>> Begin Extracted records

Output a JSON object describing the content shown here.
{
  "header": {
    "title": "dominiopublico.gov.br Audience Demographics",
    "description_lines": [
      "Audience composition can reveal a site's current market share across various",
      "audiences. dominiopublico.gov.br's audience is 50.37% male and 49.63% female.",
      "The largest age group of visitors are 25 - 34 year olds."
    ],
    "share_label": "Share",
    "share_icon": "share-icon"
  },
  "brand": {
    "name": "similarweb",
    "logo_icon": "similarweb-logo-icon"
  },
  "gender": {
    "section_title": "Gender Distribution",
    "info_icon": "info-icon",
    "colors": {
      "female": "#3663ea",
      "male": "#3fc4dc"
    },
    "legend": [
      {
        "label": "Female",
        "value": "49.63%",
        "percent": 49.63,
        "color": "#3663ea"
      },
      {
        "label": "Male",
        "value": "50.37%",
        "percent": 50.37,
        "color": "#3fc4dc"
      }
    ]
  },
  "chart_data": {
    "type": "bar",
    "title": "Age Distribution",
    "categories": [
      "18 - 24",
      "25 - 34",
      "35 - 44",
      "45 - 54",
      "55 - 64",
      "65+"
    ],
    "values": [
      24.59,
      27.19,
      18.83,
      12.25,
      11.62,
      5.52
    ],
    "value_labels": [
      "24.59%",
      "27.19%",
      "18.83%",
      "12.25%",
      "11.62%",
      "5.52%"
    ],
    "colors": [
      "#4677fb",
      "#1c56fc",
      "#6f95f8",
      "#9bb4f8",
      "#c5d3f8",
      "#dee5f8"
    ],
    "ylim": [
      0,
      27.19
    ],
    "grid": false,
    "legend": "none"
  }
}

>> End Extracted records

:: Stated task ::
Every record above needs to be repeated word for word.

:: Full response ::
Output a JSON object describing the content shown here.
{
  "header": {
    "title": "dominiopublico.gov.br Audience Demographics",
    "description_lines": [
      "Audience composition can reveal a site's current market share across various",
      "audiences. dominiopublico.gov.br's audience is 50.37% male and 49.63% female.",
      "The largest age group of visitors are 25 - 34 year olds."
    ],
    "share_label": "Share",
    "share_icon": "share-icon"
  },
  "brand": {
    "name": "similarweb",
    "logo_icon": "similarweb-logo-icon"
  },
  "gender": {
    "section_title": "Gender Distribution",
    "info_icon": "info-icon",
    "colors": {
      "female": "#3663ea",
      "male": "#3fc4dc"
    },
    "legend": [
      {
        "label": "Female",
        "value": "49.63%",
        "percent": 49.63,
        "color": "#3663ea"
      },
      {
        "label": "Male",
        "value": "50.37%",
        "percent": 50.37,
        "color": "#3fc4dc"
      }
    ]
  },
  "chart_data": {
    "type": "bar",
    "title": "Age Distribution",
    "categories": [
      "18 - 24",
      "25 - 34",
      "35 - 44",
      "45 - 54",
      "55 - 64",
      "65+"
    ],
    "values": [
      24.59,
      27.19,
      18.83,
      12.25,
      11.62,
      5.52
    ],
    "value_labels": [
      "24.59%",
      "27.19%",
      "18.83%",
      "12.25%",
      "11.62%",
      "5.52%"
    ],
    "colors": [
      "#4677fb",
      "#1c56fc",
      "#6f95f8",
      "#9bb4f8",
      "#c5d3f8",
      "#dee5f8"
    ],
    "ylim": [
      0,
      27.19
    ],
    "grid": false,
    "legend": "none"
  }
}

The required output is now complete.